### [Direction]
Reproduce all of the listing below without alteration.

BEGIN

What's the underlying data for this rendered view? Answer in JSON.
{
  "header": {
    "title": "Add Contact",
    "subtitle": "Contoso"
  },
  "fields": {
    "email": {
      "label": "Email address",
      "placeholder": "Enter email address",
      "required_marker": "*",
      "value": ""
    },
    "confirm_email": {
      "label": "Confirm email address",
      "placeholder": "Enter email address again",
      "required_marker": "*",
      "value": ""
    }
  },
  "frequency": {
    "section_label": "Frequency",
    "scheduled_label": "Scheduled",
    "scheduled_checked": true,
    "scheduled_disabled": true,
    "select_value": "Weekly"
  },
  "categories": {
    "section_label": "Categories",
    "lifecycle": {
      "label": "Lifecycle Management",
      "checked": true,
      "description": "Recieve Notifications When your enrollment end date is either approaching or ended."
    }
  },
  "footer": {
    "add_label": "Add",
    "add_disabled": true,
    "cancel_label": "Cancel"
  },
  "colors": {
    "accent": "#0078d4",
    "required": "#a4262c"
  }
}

END

### [Task output]
What's the underlying data for this rendered view? Answer in JSON.
{
  "header": {
    "title": "Add Contact",
    "subtitle": "Contoso"
  },
  "fields": {
    "email": {
      "label": "Email address",
      "placeholder": "Enter email address",
      "required_marker": "*",
      "value": ""
    },
    "confirm_email": {
      "label": "Confirm email address",
      "placeholder": "Enter email address again",
      "required_marker": "*",
      "value": ""
    }
  },
  "frequency": {
    "section_label": "Frequency",
    "scheduled_label": "Scheduled",
    "scheduled_checked": true,
    "scheduled_disabled": true,
    "select_value": "Weekly"
  },
  "categories": {
    "section_label": "Categories",
    "lifecycle": {
      "label": "Lifecycle Management",
      "checked": true,
      "description": "Recieve Notifications When your enrollment end date is either approaching or ended."
    }
  },
  "footer": {
    "add_label": "Add",
    "add_disabled": true,
    "cancel_label": "Cancel"
  },
  "colors": {
    "accent": "#0078d4",
    "required": "#a4262c"
  }
}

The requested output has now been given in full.